▶ _Short problem_: Select every line below containing the word "History".

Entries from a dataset
----------------------------------------
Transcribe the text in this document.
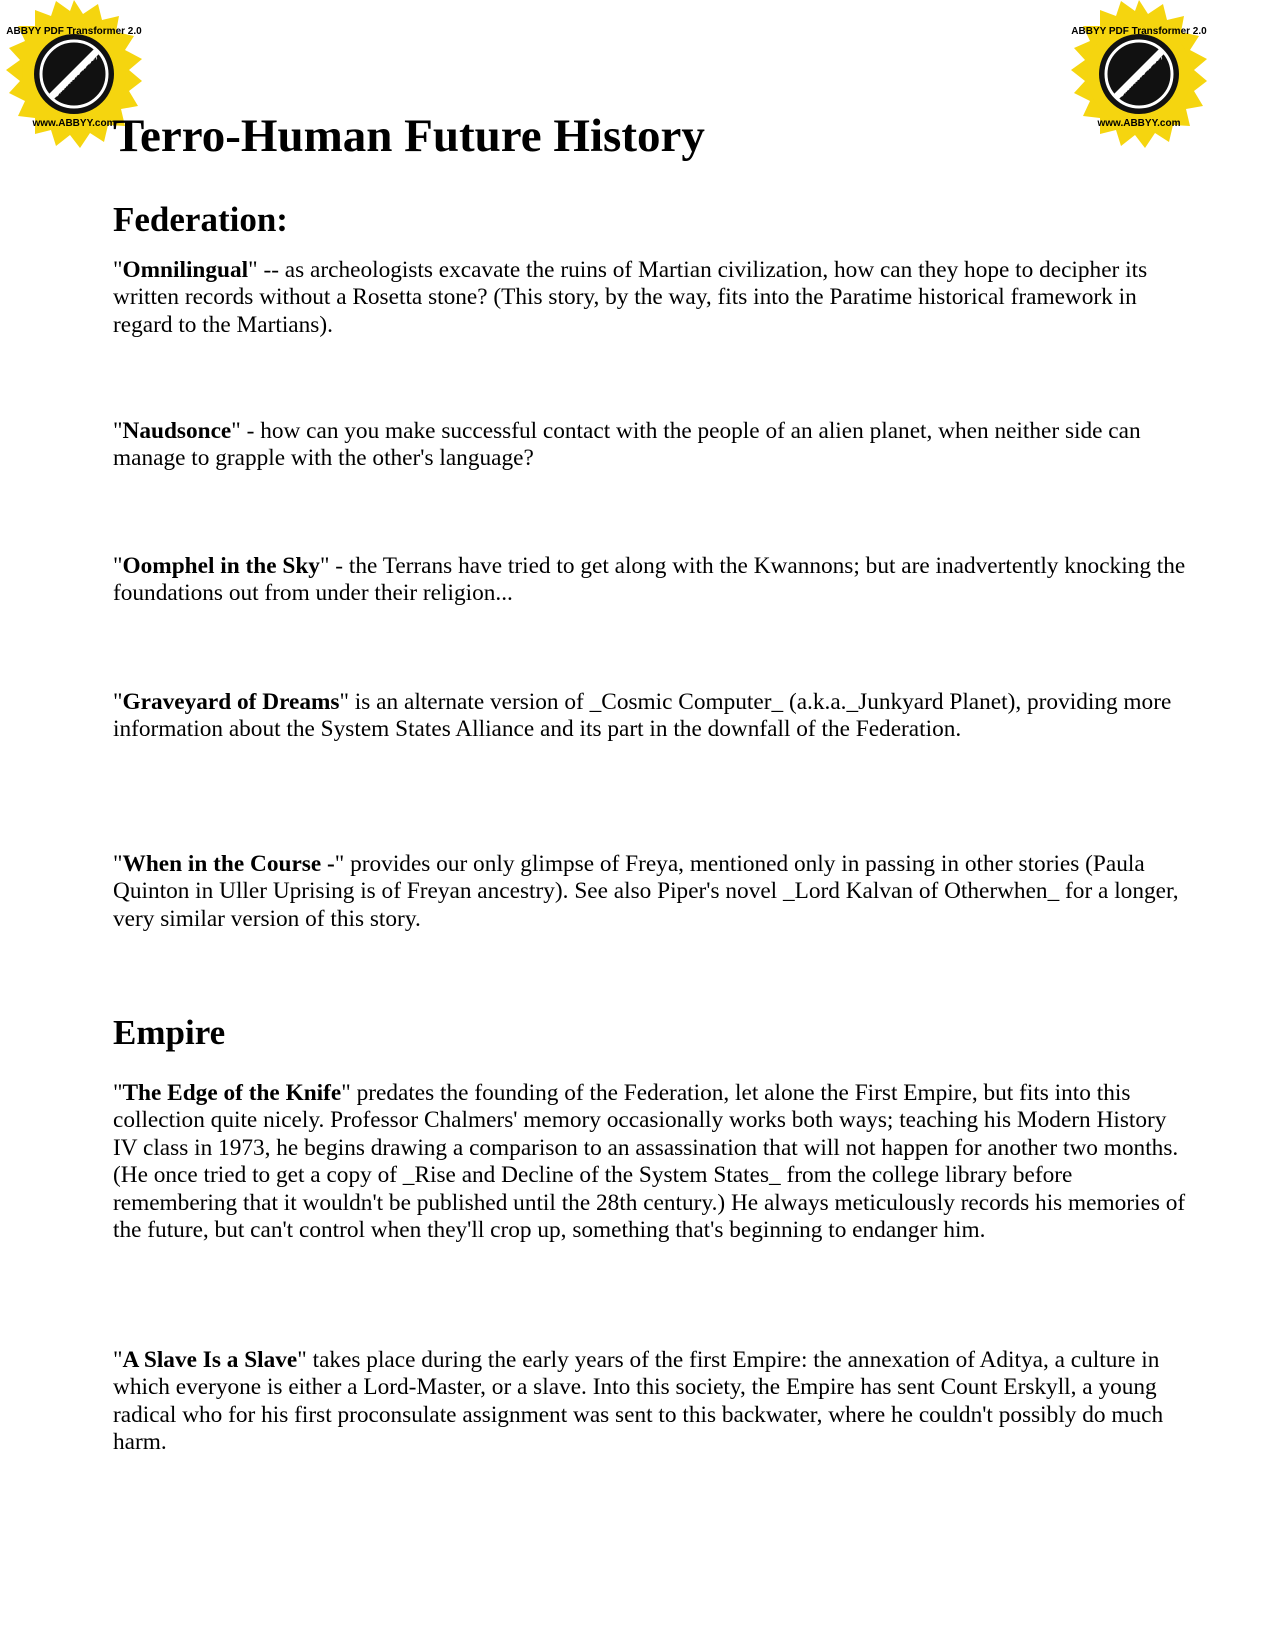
ABBYY PDF Transformer 2.0
Click here to buy
www.ABBYY.com
ABBYY PDF Transformer 2.0
Click here to buy
www.ABBYY.com
Terro-Human Future History
Federation:

"Omnilingual" -- as archeologists excavate the ruins of Martian civilization, how can they hope to decipher its written records without a Rosetta stone? (This story, by the way, fits into the Paratime historical framework in regard to the Martians).

"Naudsonce" - how can you make successful contact with the people of an alien planet, when neither side can manage to grapple with the other's language?

"Oomphel in the Sky" - the Terrans have tried to get along with the Kwannons; but are inadvertently knocking the foundations out from under their religion...

"Graveyard of Dreams" is an alternate version of _Cosmic Computer_ (a.k.a._Junkyard Planet), providing more information about the System States Alliance and its part in the downfall of the Federation.

"When in the Course -" provides our only glimpse of Freya, mentioned only in passing in other stories (Paula Quinton in Uller Uprising is of Freyan ancestry). See also Piper's novel _Lord Kalvan of Otherwhen_ for a longer, very similar version of this story.

Empire

"The Edge of the Knife" predates the founding of the Federation, let alone the First Empire, but fits into this collection quite nicely. Professor Chalmers' memory occasionally works both ways; teaching his Modern History IV class in 1973, he begins drawing a comparison to an assassination that will not happen for another two months. (He once tried to get a copy of _Rise and Decline of the System States_ from the college library before remembering that it wouldn't be published until the 28th century.) He always meticulously records his memories of the future, but can't control when they'll crop up, something that's beginning to endanger him.

"A Slave Is a Slave" takes place during the early years of the first Empire: the annexation of Aditya, a culture in which everyone is either a Lord-Master, or a slave. Into this society, the Empire has sent Count Erskyll, a young radical who for his first proconsulate assignment was sent to this backwater, where he couldn't possibly do much harm.
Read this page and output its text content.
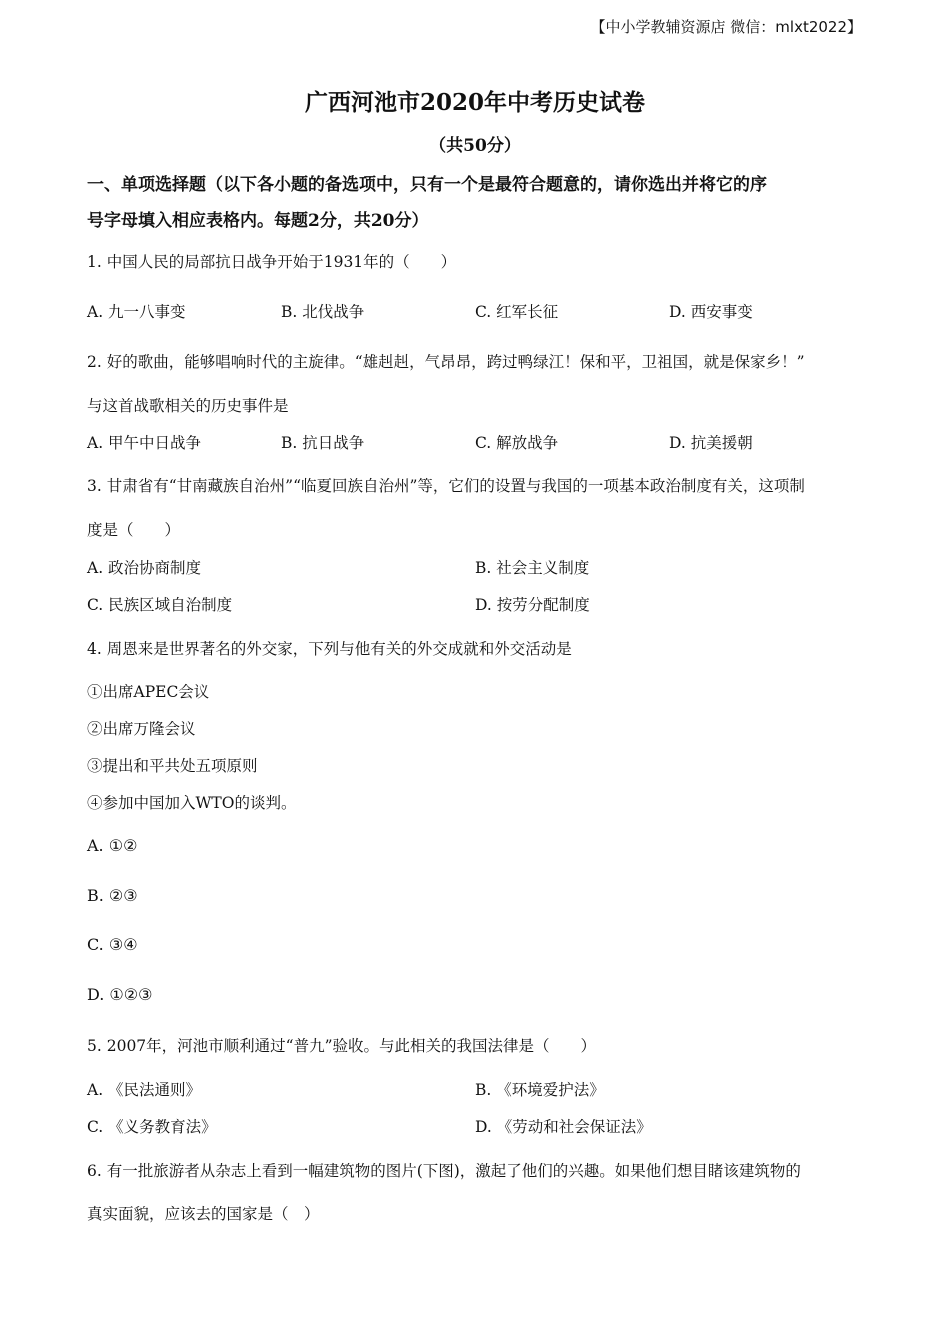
【中小学教辅资源店 微信：mlxt2022】
广西河池市2020年中考历史试卷
（共50分）
一、单项选择题（以下各小题的备选项中，只有一个是最符合题意的，请你选出并将它的序
号字母填入相应表格内。每题2分，共20分）
1. 中国人民的局部抗日战争开始于1931年的（　　）
A. 九一八事变	B. 北伐战争	C. 红军长征	D. 西安事变
2. 好的歌曲，能够唱响时代的主旋律。“雄赳赳，气昂昂，跨过鸭绿江！保和平，卫祖国，就是保家乡！”
与这首战歌相关的历史事件是
A. 甲午中日战争	B. 抗日战争	C. 解放战争	D. 抗美援朝
3. 甘肃省有“甘南藏族自治州”“临夏回族自治州”等，它们的设置与我国的一项基本政治制度有关，这项制
度是（　　）
A. 政治协商制度	B. 社会主义制度
C. 民族区域自治制度	D. 按劳分配制度
4. 周恩来是世界著名的外交家，下列与他有关的外交成就和外交活动是
①出席APEC会议
②出席万隆会议
③提出和平共处五项原则
④参加中国加入WTO的谈判。
A. ①②
B. ②③
C. ③④
D. ①②③
5. 2007年，河池市顺利通过“普九”验收。与此相关的我国法律是（　　）
A. 《民法通则》	B. 《环境爱护法》
C. 《义务教育法》	D. 《劳动和社会保证法》
6. 有一批旅游者从杂志上看到一幅建筑物的图片(下图)，激起了他们的兴趣。如果他们想目睹该建筑物的
真实面貌，应该去的国家是（　）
----------------------------------------
▶ _Exercise response_:
Terro-Human Future History
"The Edge of the Knife" predates the founding of the Federation, let alone the First Empire, but fits into this collection quite nicely. Professor Chalmers' memory occasionally works both ways; teaching his Modern History IV class in 1973, he begins drawing a comparison to an assassination that will not happen for another two months. (He once tried to get a copy of _Rise and Decline of the System States_ from the college library before remembering that it wouldn't be published until the 28th century.) He always meticulously records his memories of the future, but can't control when they'll crop up, something that's beginning to endanger him.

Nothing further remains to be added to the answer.